Records shown -
════════

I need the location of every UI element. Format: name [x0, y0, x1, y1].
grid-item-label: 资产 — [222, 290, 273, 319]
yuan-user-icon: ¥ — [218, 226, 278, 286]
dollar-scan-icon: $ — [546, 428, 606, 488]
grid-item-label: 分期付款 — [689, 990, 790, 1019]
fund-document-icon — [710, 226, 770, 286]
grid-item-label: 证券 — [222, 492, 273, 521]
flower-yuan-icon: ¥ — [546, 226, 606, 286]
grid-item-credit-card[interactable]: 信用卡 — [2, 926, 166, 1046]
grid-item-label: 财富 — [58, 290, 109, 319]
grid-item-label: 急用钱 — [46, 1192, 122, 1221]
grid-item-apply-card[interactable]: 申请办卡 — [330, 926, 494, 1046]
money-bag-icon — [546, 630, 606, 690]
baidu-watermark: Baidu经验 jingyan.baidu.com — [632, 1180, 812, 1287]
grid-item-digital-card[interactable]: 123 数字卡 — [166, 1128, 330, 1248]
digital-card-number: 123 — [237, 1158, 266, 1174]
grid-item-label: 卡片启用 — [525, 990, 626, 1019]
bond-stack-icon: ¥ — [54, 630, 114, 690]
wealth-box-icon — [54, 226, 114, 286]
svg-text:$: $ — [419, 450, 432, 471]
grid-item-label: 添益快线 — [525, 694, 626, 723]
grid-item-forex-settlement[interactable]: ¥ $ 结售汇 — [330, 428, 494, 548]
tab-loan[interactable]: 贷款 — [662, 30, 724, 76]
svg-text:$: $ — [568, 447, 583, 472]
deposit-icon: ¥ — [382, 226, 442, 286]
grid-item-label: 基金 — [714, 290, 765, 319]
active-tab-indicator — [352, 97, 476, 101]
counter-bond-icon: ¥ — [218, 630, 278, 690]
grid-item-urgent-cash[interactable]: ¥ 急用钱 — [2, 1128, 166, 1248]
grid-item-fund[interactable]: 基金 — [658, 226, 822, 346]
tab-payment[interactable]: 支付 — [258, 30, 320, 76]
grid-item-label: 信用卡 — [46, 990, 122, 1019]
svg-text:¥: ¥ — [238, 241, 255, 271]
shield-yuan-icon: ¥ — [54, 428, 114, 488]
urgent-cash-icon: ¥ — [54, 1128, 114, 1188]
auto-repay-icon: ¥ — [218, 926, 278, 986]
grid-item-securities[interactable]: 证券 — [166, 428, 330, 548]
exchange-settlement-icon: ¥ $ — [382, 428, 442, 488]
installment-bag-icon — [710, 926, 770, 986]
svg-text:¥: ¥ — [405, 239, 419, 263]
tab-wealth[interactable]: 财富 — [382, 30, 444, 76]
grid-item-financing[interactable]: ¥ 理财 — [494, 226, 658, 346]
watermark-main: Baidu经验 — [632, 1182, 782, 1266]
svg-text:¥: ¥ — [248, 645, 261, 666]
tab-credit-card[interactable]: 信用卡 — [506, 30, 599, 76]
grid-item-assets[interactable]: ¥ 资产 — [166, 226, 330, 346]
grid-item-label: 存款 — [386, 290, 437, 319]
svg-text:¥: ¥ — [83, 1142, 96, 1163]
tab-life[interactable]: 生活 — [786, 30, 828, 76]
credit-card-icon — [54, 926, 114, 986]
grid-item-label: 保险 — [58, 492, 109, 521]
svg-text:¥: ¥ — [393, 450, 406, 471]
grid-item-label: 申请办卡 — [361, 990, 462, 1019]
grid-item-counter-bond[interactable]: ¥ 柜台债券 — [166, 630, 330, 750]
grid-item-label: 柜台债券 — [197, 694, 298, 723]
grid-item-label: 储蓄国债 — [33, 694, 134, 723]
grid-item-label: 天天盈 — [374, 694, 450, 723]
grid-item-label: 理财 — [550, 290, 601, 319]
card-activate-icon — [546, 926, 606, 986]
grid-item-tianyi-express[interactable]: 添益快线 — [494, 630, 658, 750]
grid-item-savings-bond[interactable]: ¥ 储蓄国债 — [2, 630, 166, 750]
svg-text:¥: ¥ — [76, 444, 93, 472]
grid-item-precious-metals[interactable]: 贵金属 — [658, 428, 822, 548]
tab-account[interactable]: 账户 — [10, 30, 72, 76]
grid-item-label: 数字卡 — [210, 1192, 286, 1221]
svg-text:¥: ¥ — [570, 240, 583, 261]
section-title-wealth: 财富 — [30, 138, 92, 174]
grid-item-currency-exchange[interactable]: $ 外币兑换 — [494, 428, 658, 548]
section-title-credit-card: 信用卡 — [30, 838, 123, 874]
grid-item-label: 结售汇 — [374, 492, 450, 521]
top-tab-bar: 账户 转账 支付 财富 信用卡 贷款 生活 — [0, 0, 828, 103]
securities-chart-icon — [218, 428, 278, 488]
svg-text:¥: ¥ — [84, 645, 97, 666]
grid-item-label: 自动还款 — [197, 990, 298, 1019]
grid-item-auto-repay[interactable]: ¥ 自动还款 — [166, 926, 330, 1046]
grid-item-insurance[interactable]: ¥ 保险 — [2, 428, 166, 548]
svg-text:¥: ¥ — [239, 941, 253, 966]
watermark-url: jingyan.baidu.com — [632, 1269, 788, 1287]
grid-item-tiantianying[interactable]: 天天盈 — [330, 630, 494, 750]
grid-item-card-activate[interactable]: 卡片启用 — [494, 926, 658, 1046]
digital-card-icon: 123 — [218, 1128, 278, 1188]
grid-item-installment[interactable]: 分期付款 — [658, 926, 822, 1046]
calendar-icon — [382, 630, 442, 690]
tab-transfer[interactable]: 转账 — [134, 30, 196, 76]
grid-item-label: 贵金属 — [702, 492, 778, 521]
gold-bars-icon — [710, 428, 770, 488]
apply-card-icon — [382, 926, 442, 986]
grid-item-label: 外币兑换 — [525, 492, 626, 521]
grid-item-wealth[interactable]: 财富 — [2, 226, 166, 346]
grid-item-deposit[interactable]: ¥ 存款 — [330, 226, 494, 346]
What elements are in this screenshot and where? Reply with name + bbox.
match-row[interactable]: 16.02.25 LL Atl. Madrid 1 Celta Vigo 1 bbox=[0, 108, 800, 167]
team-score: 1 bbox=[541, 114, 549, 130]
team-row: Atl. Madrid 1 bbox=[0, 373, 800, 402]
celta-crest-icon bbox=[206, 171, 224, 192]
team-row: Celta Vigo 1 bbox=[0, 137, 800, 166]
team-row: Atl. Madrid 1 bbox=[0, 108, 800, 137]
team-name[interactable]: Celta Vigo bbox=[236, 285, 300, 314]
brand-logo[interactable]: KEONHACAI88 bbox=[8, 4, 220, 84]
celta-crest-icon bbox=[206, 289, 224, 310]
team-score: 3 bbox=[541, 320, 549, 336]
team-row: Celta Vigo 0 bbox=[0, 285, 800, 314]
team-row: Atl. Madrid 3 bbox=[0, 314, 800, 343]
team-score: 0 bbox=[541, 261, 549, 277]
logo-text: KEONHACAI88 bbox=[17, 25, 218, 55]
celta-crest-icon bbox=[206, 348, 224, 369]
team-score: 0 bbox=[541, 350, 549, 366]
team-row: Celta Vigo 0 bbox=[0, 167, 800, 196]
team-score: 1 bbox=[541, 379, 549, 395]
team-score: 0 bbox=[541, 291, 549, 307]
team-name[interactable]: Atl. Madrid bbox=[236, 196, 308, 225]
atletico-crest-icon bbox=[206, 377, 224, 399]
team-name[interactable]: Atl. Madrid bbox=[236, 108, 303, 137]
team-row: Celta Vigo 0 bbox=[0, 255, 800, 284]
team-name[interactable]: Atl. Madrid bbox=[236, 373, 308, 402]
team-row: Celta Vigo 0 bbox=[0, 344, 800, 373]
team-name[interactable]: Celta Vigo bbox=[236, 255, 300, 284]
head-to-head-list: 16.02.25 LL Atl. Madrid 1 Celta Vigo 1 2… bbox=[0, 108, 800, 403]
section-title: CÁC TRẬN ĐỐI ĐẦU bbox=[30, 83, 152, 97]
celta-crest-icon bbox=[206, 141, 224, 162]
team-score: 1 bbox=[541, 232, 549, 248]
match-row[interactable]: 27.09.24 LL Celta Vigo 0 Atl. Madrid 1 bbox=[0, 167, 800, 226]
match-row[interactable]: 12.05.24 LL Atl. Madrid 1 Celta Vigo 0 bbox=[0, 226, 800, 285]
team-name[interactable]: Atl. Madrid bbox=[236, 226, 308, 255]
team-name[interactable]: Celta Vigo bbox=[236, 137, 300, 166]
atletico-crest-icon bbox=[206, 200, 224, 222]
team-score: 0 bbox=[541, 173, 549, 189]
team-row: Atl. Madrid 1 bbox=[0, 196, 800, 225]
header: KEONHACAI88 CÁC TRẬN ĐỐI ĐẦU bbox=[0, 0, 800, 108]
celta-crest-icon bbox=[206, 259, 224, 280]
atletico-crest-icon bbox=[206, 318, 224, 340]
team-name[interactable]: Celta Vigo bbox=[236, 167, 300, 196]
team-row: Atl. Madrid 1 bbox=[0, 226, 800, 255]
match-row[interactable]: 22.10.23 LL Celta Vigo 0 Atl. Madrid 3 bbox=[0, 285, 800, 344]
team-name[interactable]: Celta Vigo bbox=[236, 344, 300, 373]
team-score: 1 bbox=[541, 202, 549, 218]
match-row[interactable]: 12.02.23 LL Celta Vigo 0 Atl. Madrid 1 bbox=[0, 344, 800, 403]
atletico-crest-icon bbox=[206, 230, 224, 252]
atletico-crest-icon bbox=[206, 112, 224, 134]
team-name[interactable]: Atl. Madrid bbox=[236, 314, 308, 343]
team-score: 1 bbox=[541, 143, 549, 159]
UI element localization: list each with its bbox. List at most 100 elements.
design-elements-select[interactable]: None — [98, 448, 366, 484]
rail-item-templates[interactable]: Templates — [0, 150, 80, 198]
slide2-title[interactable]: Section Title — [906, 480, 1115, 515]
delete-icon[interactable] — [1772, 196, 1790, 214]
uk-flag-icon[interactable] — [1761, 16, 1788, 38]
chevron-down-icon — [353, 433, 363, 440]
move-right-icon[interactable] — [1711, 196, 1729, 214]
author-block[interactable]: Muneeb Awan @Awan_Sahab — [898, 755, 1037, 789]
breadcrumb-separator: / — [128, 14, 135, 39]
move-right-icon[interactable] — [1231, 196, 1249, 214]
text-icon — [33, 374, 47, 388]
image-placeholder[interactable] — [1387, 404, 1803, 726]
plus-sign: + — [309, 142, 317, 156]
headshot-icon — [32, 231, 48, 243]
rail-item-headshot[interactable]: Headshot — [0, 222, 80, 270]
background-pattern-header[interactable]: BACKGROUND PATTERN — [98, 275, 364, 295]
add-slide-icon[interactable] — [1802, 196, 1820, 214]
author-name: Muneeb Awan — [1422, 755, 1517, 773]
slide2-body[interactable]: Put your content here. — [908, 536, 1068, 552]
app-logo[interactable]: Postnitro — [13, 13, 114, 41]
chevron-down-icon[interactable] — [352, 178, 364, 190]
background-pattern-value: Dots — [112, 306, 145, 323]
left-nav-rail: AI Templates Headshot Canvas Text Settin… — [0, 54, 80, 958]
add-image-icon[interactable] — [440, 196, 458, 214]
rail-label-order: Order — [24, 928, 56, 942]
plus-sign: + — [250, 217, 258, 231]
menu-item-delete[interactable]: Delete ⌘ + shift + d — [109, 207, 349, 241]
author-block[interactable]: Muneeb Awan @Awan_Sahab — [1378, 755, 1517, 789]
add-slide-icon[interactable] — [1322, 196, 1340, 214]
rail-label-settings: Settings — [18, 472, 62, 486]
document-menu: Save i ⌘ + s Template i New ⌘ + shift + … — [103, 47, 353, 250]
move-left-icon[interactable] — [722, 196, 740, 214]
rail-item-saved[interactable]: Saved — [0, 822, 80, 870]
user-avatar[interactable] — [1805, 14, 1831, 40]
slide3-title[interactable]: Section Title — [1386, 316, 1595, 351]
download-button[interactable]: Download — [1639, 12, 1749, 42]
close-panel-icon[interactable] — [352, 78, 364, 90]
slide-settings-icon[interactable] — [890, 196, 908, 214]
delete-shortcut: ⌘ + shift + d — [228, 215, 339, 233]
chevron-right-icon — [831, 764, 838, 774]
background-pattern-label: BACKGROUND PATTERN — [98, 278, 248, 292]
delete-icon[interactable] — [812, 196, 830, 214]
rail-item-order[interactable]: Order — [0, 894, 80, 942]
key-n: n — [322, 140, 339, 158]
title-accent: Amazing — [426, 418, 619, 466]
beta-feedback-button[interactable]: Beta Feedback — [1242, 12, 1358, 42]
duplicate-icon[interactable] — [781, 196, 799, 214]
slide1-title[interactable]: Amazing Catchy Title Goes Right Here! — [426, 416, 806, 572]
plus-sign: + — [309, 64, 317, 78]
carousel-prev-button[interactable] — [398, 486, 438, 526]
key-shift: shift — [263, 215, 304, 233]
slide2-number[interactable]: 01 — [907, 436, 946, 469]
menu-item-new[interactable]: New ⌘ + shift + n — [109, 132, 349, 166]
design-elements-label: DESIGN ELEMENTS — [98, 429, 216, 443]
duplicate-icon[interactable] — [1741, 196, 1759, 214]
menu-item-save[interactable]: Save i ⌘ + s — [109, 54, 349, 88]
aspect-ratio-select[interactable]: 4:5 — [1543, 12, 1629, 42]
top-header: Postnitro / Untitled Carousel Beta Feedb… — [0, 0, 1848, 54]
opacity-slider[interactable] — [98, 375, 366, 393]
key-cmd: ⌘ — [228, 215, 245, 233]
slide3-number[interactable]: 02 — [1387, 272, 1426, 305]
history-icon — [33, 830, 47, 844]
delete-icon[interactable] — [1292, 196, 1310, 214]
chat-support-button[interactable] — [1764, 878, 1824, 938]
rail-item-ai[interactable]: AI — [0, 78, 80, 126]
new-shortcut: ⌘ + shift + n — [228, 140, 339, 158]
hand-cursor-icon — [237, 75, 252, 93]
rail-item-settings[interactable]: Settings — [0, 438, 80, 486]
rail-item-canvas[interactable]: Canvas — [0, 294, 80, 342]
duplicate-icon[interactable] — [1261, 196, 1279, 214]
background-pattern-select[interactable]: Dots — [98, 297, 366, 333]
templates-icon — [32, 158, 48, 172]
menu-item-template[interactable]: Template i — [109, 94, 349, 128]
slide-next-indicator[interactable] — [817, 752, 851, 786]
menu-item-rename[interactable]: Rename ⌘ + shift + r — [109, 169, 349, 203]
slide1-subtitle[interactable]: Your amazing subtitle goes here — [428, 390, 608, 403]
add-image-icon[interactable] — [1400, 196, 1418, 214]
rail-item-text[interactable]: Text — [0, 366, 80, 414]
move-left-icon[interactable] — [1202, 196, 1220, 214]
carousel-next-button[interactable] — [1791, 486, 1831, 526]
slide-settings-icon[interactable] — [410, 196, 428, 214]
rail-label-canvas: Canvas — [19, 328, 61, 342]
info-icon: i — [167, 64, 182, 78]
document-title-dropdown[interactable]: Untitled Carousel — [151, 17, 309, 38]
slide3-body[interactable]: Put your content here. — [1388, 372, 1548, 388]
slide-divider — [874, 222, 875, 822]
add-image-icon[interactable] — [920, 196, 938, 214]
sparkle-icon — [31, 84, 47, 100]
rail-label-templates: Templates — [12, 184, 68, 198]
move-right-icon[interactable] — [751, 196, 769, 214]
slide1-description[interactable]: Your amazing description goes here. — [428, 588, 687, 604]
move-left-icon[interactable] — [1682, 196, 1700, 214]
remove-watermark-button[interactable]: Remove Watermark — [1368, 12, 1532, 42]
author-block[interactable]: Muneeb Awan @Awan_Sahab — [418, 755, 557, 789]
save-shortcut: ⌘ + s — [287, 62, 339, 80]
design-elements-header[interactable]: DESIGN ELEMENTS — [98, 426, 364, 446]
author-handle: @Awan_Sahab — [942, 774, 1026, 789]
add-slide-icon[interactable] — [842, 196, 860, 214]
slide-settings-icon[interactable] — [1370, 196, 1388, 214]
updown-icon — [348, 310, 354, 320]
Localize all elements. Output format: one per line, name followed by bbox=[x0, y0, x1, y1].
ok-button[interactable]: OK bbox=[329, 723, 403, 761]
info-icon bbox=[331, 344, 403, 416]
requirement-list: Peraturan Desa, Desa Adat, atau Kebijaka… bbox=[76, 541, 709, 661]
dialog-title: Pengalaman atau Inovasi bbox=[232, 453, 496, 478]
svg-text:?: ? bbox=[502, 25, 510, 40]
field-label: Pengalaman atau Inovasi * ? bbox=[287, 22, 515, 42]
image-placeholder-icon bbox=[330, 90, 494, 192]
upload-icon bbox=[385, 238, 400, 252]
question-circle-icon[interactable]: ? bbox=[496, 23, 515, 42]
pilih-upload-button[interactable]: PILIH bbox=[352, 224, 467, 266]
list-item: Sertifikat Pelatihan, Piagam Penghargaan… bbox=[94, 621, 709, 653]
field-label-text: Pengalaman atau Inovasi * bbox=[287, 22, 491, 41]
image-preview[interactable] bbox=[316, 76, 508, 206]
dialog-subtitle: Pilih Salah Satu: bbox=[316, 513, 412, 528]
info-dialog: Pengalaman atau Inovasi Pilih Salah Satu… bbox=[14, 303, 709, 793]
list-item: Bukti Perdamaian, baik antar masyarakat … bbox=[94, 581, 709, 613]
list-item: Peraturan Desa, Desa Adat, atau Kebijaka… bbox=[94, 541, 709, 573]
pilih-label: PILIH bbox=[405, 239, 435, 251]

════════

Directions for this task - Reproduce verbatim the lines above, from the first line through the line containing "counter-bond-icon: ¥ — [218, 630, 278, 690]", including both.

Written answer -
I need the location of every UI element. Format: name [x0, y0, x1, y1].
grid-item-label: 资产 — [222, 290, 273, 319]
yuan-user-icon: ¥ — [218, 226, 278, 286]
dollar-scan-icon: $ — [546, 428, 606, 488]
grid-item-label: 分期付款 — [689, 990, 790, 1019]
fund-document-icon — [710, 226, 770, 286]
grid-item-label: 证券 — [222, 492, 273, 521]
flower-yuan-icon: ¥ — [546, 226, 606, 286]
grid-item-credit-card[interactable]: 信用卡 — [2, 926, 166, 1046]
grid-item-label: 财富 — [58, 290, 109, 319]
grid-item-label: 急用钱 — [46, 1192, 122, 1221]
grid-item-apply-card[interactable]: 申请办卡 — [330, 926, 494, 1046]
money-bag-icon — [546, 630, 606, 690]
baidu-watermark: Baidu经验 jingyan.baidu.com — [632, 1180, 812, 1287]
grid-item-digital-card[interactable]: 123 数字卡 — [166, 1128, 330, 1248]
digital-card-number: 123 — [237, 1158, 266, 1174]
grid-item-label: 卡片启用 — [525, 990, 626, 1019]
bond-stack-icon: ¥ — [54, 630, 114, 690]
wealth-box-icon — [54, 226, 114, 286]
svg-text:$: $ — [419, 450, 432, 471]
grid-item-label: 添益快线 — [525, 694, 626, 723]
grid-item-forex-settlement[interactable]: ¥ $ 结售汇 — [330, 428, 494, 548]
tab-loan[interactable]: 贷款 — [662, 30, 724, 76]
svg-text:$: $ — [568, 447, 583, 472]
deposit-icon: ¥ — [382, 226, 442, 286]
grid-item-label: 基金 — [714, 290, 765, 319]
active-tab-indicator — [352, 97, 476, 101]
counter-bond-icon: ¥ — [218, 630, 278, 690]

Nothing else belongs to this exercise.